[Stored entries]

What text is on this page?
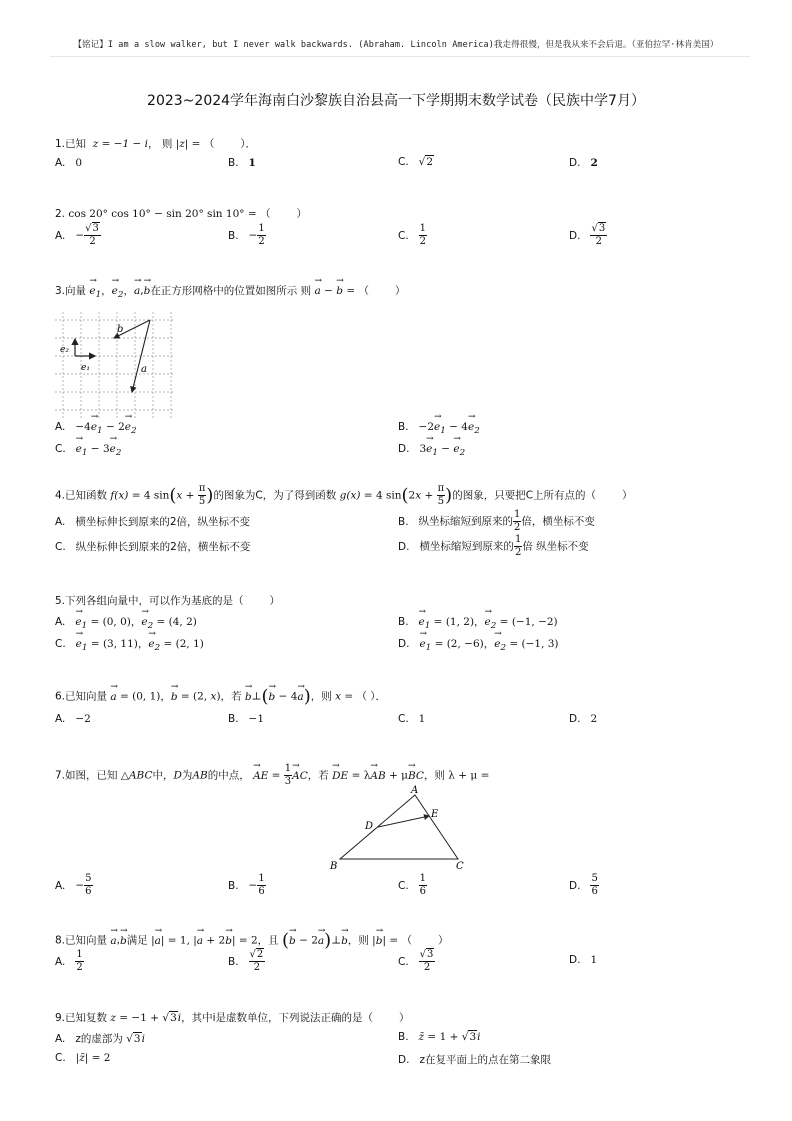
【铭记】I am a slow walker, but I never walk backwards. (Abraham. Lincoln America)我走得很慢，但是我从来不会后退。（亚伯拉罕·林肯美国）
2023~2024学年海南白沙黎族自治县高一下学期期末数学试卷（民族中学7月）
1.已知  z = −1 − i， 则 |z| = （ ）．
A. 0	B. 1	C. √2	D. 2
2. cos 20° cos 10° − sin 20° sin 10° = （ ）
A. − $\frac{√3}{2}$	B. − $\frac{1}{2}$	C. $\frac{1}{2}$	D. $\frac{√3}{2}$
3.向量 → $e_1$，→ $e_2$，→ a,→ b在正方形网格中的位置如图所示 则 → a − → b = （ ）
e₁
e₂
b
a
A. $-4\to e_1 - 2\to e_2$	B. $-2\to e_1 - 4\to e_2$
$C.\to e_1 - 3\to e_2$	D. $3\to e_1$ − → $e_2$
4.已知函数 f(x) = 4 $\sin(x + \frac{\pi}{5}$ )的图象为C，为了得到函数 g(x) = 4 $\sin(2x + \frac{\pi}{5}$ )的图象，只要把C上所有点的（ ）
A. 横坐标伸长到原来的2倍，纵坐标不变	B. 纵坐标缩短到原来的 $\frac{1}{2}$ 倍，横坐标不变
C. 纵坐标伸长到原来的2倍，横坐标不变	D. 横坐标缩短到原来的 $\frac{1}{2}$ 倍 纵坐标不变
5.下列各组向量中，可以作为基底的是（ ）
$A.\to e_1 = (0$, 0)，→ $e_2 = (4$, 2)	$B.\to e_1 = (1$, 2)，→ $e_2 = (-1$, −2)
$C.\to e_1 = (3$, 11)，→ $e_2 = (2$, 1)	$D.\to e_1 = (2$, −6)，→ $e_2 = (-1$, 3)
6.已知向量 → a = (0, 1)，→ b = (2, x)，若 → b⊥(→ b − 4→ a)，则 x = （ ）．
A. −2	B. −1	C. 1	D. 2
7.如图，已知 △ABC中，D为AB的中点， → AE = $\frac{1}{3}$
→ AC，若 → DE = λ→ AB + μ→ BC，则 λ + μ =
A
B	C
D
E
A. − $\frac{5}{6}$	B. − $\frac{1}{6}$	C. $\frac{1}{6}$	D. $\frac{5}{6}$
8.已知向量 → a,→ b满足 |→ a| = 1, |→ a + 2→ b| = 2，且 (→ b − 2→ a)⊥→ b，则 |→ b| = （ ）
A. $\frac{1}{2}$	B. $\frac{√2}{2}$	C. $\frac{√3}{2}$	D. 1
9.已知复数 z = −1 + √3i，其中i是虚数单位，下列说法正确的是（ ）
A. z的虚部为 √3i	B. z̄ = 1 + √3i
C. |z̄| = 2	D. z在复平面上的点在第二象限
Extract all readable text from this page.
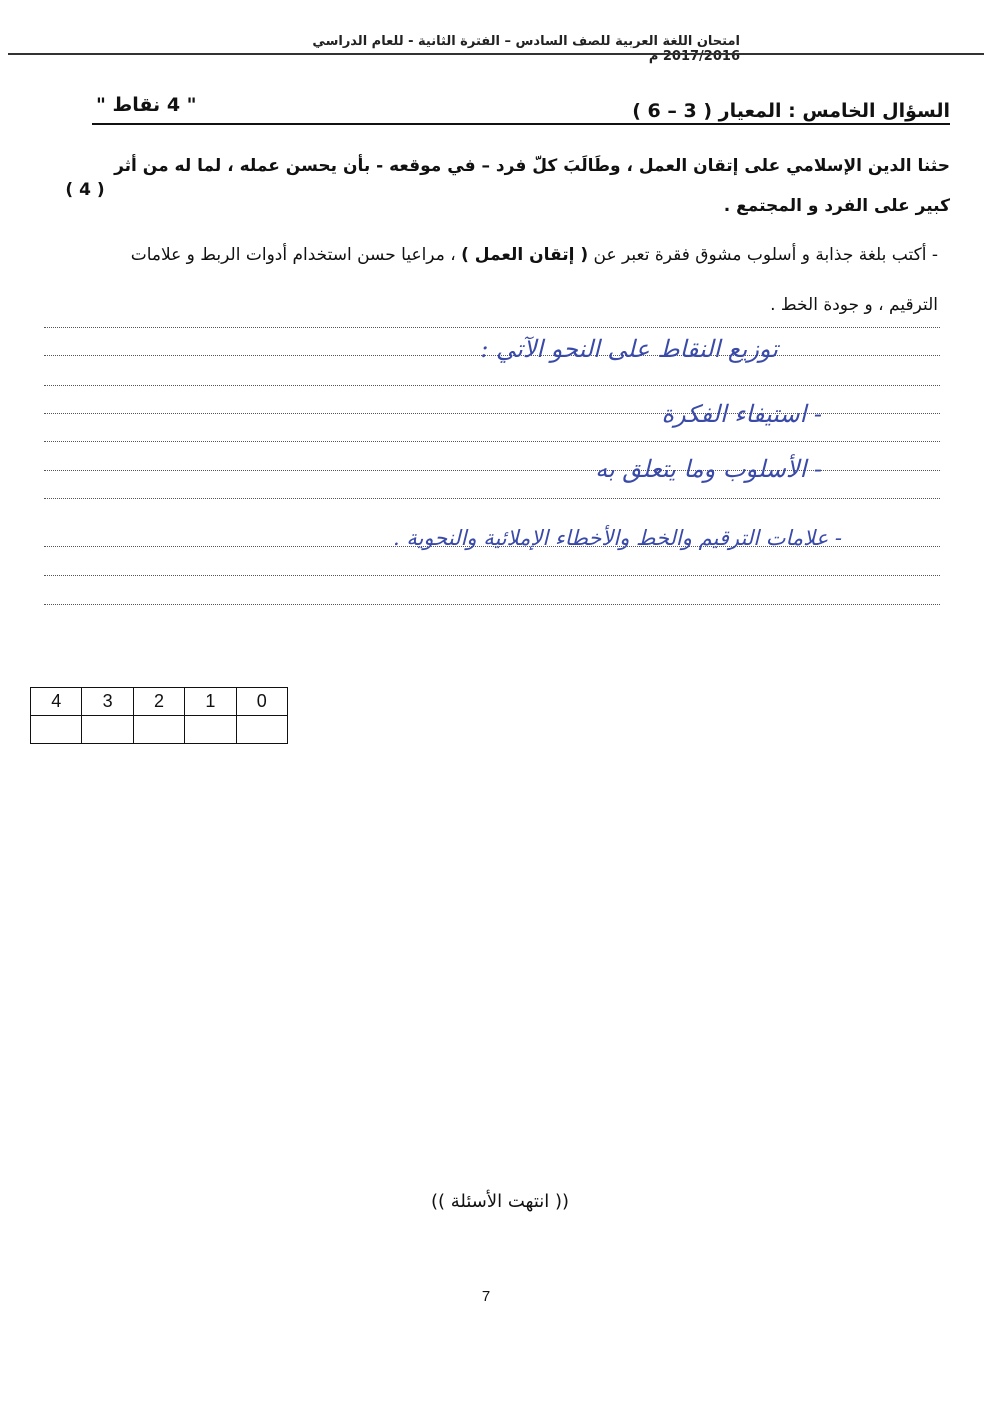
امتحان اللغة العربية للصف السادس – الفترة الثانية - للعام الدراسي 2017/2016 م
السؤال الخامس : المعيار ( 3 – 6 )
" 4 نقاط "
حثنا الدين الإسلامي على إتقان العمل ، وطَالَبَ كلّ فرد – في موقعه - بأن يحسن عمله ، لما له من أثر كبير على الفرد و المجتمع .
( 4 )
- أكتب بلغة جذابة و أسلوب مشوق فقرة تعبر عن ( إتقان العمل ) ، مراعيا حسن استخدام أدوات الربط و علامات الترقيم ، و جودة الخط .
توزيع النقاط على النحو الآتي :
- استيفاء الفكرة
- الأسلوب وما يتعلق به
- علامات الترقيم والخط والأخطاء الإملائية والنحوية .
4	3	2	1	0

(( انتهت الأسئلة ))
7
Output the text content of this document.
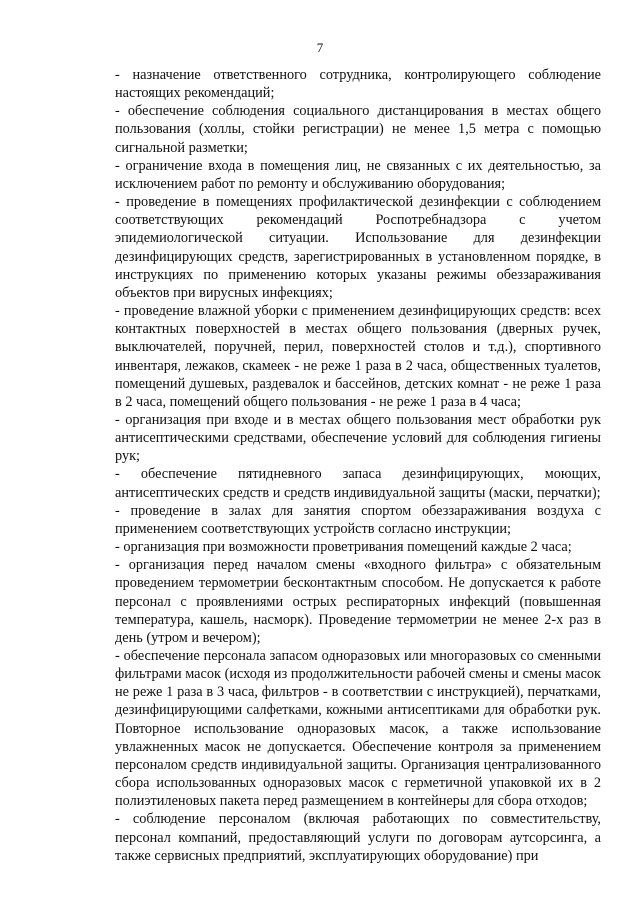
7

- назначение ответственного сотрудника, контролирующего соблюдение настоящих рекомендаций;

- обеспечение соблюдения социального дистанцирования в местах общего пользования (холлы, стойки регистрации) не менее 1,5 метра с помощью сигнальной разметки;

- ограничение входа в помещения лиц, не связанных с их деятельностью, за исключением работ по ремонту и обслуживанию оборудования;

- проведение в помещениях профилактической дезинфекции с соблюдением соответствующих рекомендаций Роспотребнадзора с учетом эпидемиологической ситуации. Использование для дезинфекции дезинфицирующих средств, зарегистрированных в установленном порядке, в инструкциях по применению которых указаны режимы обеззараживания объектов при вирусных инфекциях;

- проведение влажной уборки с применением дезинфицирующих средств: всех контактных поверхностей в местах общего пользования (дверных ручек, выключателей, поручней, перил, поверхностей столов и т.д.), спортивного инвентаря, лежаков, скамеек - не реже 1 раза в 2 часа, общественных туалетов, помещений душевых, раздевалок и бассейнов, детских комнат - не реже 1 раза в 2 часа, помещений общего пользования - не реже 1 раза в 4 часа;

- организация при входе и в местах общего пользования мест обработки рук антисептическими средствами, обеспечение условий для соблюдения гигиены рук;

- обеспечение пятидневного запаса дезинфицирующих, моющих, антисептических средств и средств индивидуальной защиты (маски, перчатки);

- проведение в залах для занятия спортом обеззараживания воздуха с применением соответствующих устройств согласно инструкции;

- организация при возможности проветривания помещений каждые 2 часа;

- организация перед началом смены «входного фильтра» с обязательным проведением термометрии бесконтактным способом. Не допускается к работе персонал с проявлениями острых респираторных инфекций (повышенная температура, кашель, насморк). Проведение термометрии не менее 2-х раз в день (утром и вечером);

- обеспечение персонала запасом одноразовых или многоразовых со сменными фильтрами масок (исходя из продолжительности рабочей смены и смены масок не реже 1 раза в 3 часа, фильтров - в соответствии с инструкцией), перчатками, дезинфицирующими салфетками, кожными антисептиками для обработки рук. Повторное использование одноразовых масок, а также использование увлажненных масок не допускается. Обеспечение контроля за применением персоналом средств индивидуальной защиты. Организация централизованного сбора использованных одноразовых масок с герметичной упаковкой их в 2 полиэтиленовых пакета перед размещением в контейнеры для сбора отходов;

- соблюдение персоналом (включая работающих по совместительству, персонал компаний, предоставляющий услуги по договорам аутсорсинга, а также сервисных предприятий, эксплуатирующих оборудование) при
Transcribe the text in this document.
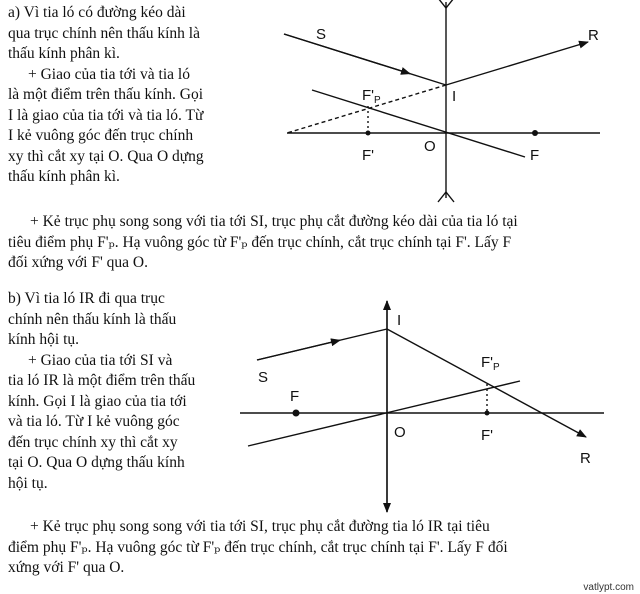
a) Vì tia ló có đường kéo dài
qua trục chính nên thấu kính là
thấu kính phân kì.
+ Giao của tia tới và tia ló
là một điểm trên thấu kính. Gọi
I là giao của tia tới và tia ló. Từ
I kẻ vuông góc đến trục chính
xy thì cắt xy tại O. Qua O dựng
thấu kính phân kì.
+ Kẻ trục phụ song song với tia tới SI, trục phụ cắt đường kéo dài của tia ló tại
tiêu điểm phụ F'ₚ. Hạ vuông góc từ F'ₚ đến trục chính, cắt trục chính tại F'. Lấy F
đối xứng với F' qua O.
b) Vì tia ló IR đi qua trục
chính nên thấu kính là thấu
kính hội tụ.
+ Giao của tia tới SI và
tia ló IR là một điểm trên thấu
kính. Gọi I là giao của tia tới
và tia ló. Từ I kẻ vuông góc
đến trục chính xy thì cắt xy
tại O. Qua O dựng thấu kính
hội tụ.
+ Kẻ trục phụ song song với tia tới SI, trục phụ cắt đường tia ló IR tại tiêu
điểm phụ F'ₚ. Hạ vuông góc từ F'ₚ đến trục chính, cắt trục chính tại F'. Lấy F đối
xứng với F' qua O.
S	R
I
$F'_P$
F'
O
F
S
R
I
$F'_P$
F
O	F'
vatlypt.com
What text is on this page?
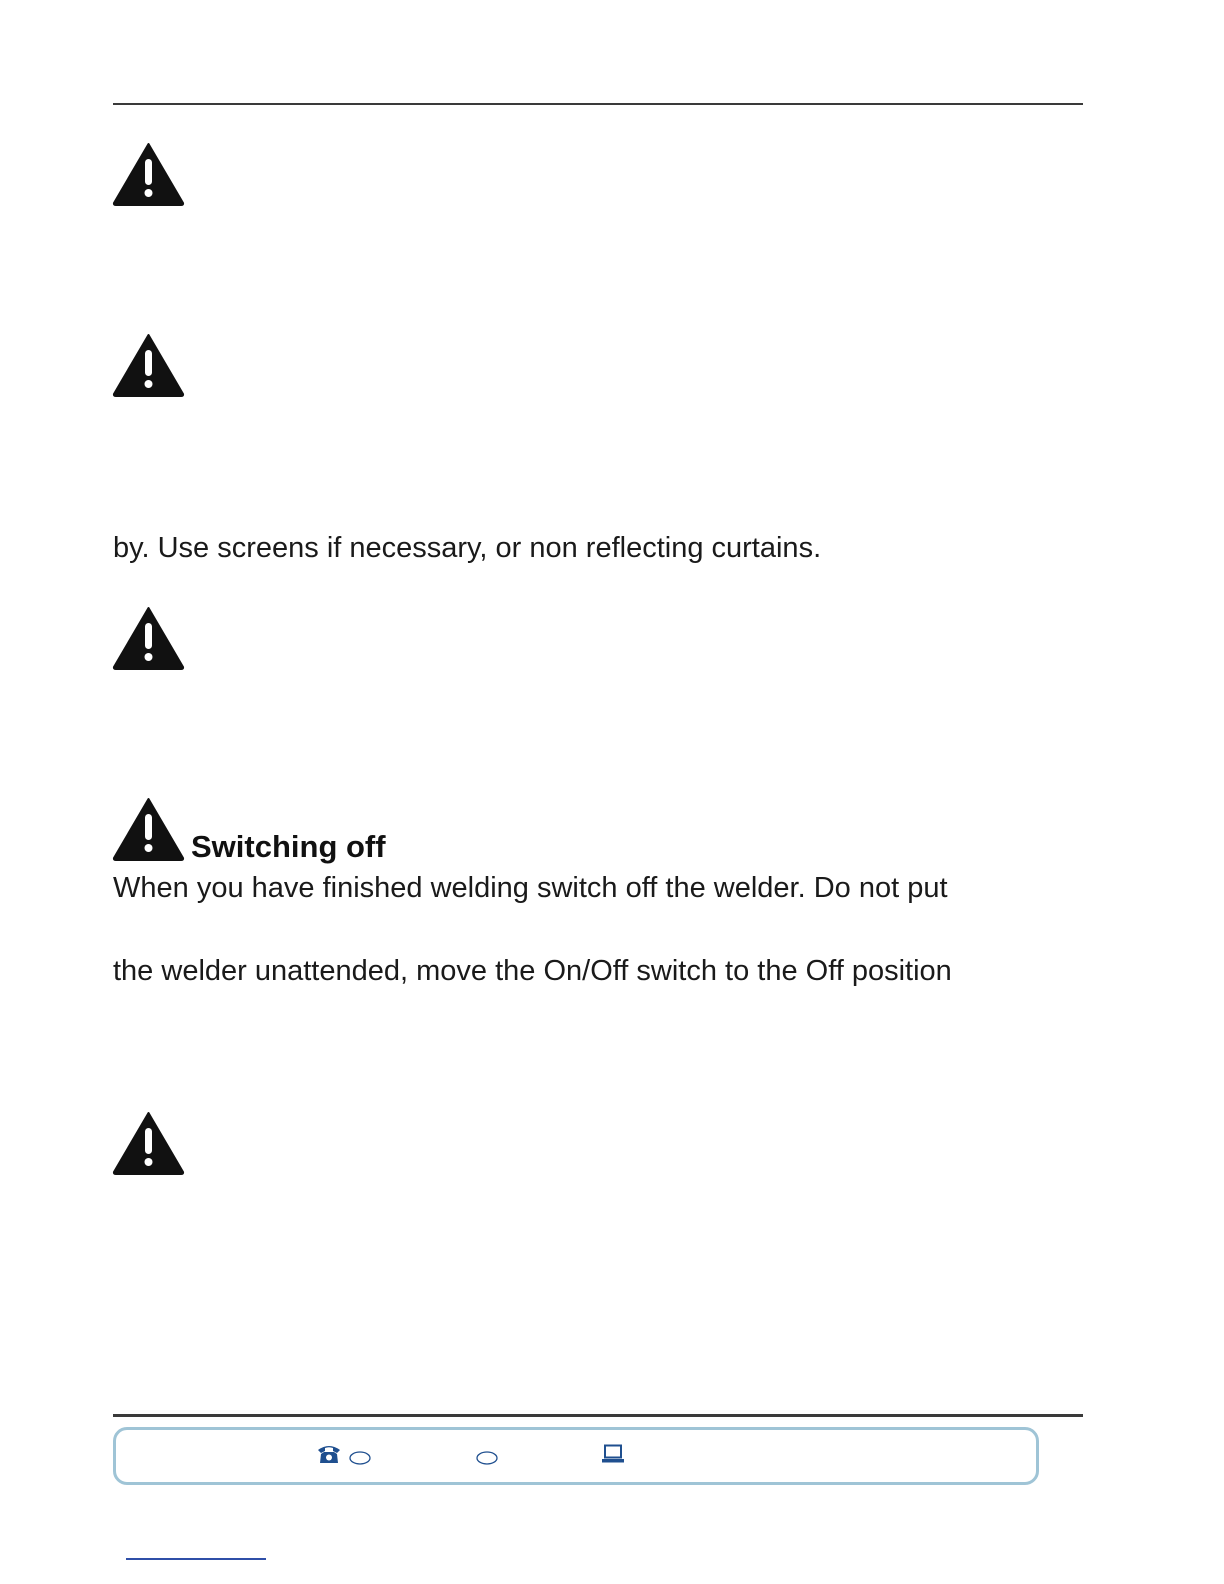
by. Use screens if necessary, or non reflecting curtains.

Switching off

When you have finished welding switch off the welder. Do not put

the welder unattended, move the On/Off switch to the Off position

▶ [Stated task]: Retype all the records shown above, character for character. Omit every picture.

▶ [Right answer]:
What text is on this page?
【铭记】I am a slow walker, but I never walk backwards. (Abraham. Lincoln America)我走得很慢，但是我从来不会后退。（亚伯拉罕·林肯美国）
2023~2024学年海南白沙黎族自治县高一下学期期末数学试卷（民族中学7月）
1.已知  z = −1 − i， 则 |z| = （ ）．
A. 0	B. 1	C. √2	D. 2
2. cos 20° cos 10° − sin 20° sin 10° = （ ）
A. − $\frac{√3}{2}$	B. − $\frac{1}{2}$	C. $\frac{1}{2}$	D. $\frac{√3}{2}$
3.向量 → $e_1$，→ $e_2$，→ a,→ b在正方形网格中的位置如图所示 则 → a − → b = （ ）
e₁
e₂
b
a
A. $-4\to e_1 - 2\to e_2$	B. $-2\to e_1 - 4\to e_2$
$C.\to e_1 - 3\to e_2$	D. $3\to e_1$ − → $e_2$
4.已知函数 f(x) = 4 $\sin(x + \frac{\pi}{5}$ )的图象为C，为了得到函数 g(x) = 4 $\sin(2x + \frac{\pi}{5}$ )的图象，只要把C上所有点的（ ）
A. 横坐标伸长到原来的2倍，纵坐标不变	B. 纵坐标缩短到原来的 $\frac{1}{2}$ 倍，横坐标不变
C. 纵坐标伸长到原来的2倍，横坐标不变	D. 横坐标缩短到原来的 $\frac{1}{2}$ 倍 纵坐标不变
5.下列各组向量中，可以作为基底的是（ ）
$A.\to e_1 = (0$, 0)，→ $e_2 = (4$, 2)	$B.\to e_1 = (1$, 2)，→ $e_2 = (-1$, −2)
$C.\to e_1 = (3$, 11)，→ $e_2 = (2$, 1)	$D.\to e_1 = (2$, −6)，→ $e_2 = (-1$, 3)
6.已知向量 → a = (0, 1)，→ b = (2, x)，若 → b⊥(→ b − 4→ a)，则 x = （ ）．
A. −2	B. −1	C. 1	D. 2
7.如图，已知 △ABC中，D为AB的中点， → AE = $\frac{1}{3}$
→ AC，若 → DE = λ→ AB + μ→ BC，则 λ + μ =
A
B	C
D
E
A. − $\frac{5}{6}$	B. − $\frac{1}{6}$	C. $\frac{1}{6}$	D. $\frac{5}{6}$
8.已知向量 → a,→ b满足 |→ a| = 1, |→ a + 2→ b| = 2，且 (→ b − 2→ a)⊥→ b，则 |→ b| = （ ）
A. $\frac{1}{2}$	B. $\frac{√2}{2}$	C. $\frac{√3}{2}$	D. 1
9.已知复数 z = −1 + √3i，其中i是虚数单位，下列说法正确的是（ ）
A. z的虚部为 √3i	B. z̄ = 1 + √3i
C. |z̄| = 2	D. z在复平面上的点在第二象限
Extract all readable text from this page.
امتحان اللغة العربية للصف السادس – الفترة الثانية - للعام الدراسي 2017/2016 م
السؤال الخامس : المعيار ( 3 – 6 )
" 4 نقاط "
حثنا الدين الإسلامي على إتقان العمل ، وطَالَبَ كلّ فرد – في موقعه - بأن يحسن عمله ، لما له من أثر كبير على الفرد و المجتمع .
( 4 )
- أكتب بلغة جذابة و أسلوب مشوق فقرة تعبر عن ( إتقان العمل ) ، مراعيا حسن استخدام أدوات الربط و علامات الترقيم ، و جودة الخط .
توزيع النقاط على النحو الآتي :
- استيفاء الفكرة
- الأسلوب وما يتعلق به
- علامات الترقيم والخط والأخطاء الإملائية والنحوية .
4	3	2	1	0

(( انتهت الأسئلة ))
7
Output the text content of this document.
7

- назначение ответственного сотрудника, контролирующего соблюдение настоящих рекомендаций;

- обеспечение соблюдения социального дистанцирования в местах общего пользования (холлы, стойки регистрации) не менее 1,5 метра с помощью сигнальной разметки;

- ограничение входа в помещения лиц, не связанных с их деятельностью, за исключением работ по ремонту и обслуживанию оборудования;

- проведение в помещениях профилактической дезинфекции с соблюдением соответствующих рекомендаций Роспотребнадзора с учетом эпидемиологической ситуации. Использование для дезинфекции дезинфицирующих средств, зарегистрированных в установленном порядке, в инструкциях по применению которых указаны режимы обеззараживания объектов при вирусных инфекциях;

- проведение влажной уборки с применением дезинфицирующих средств: всех контактных поверхностей в местах общего пользования (дверных ручек, выключателей, поручней, перил, поверхностей столов и т.д.), спортивного инвентаря, лежаков, скамеек - не реже 1 раза в 2 часа, общественных туалетов, помещений душевых, раздевалок и бассейнов, детских комнат - не реже 1 раза в 2 часа, помещений общего пользования - не реже 1 раза в 4 часа;

- организация при входе и в местах общего пользования мест обработки рук антисептическими средствами, обеспечение условий для соблюдения гигиены рук;

- обеспечение пятидневного запаса дезинфицирующих, моющих, антисептических средств и средств индивидуальной защиты (маски, перчатки);

- проведение в залах для занятия спортом обеззараживания воздуха с применением соответствующих устройств согласно инструкции;

- организация при возможности проветривания помещений каждые 2 часа;

- организация перед началом смены «входного фильтра» с обязательным проведением термометрии бесконтактным способом. Не допускается к работе персонал с проявлениями острых респираторных инфекций (повышенная температура, кашель, насморк). Проведение термометрии не менее 2-х раз в день (утром и вечером);

- обеспечение персонала запасом одноразовых или многоразовых со сменными фильтрами масок (исходя из продолжительности рабочей смены и смены масок не реже 1 раза в 3 часа, фильтров - в соответствии с инструкцией), перчатками, дезинфицирующими салфетками, кожными антисептиками для обработки рук. Повторное использование одноразовых масок, а также использование увлажненных масок не допускается. Обеспечение контроля за применением персоналом средств индивидуальной защиты. Организация централизованного сбора использованных одноразовых масок с герметичной упаковкой их в 2 полиэтиленовых пакета перед размещением в контейнеры для сбора отходов;

- соблюдение персоналом (включая работающих по совместительству, персонал компаний, предоставляющий услуги по договорам аутсорсинга, а также сервисных предприятий, эксплуатирующих оборудование) при
Transcribe the text in this document.
a) Vì tia ló có đường kéo dài
qua trục chính nên thấu kính là
thấu kính phân kì.
+ Giao của tia tới và tia ló
là một điểm trên thấu kính. Gọi
I là giao của tia tới và tia ló. Từ
I kẻ vuông góc đến trục chính
xy thì cắt xy tại O. Qua O dựng
thấu kính phân kì.
+ Kẻ trục phụ song song với tia tới SI, trục phụ cắt đường kéo dài của tia ló tại
tiêu điểm phụ F'ₚ. Hạ vuông góc từ F'ₚ đến trục chính, cắt trục chính tại F'. Lấy F
đối xứng với F' qua O.
b) Vì tia ló IR đi qua trục
chính nên thấu kính là thấu
kính hội tụ.
+ Giao của tia tới SI và
tia ló IR là một điểm trên thấu
kính. Gọi I là giao của tia tới
và tia ló. Từ I kẻ vuông góc
đến trục chính xy thì cắt xy
tại O. Qua O dựng thấu kính
hội tụ.
+ Kẻ trục phụ song song với tia tới SI, trục phụ cắt đường tia ló IR tại tiêu
điểm phụ F'ₚ. Hạ vuông góc từ F'ₚ đến trục chính, cắt trục chính tại F'. Lấy F đối
xứng với F' qua O.
S	R
I
$F'_P$
F'
O
F
S
R
I
$F'_P$
F
O	F'
vatlypt.com
What text is on this page?
by. Use screens if necessary, or non reflecting curtains.

Switching off

When you have finished welding switch off the welder. Do not put

the welder unattended, move the On/Off switch to the Off position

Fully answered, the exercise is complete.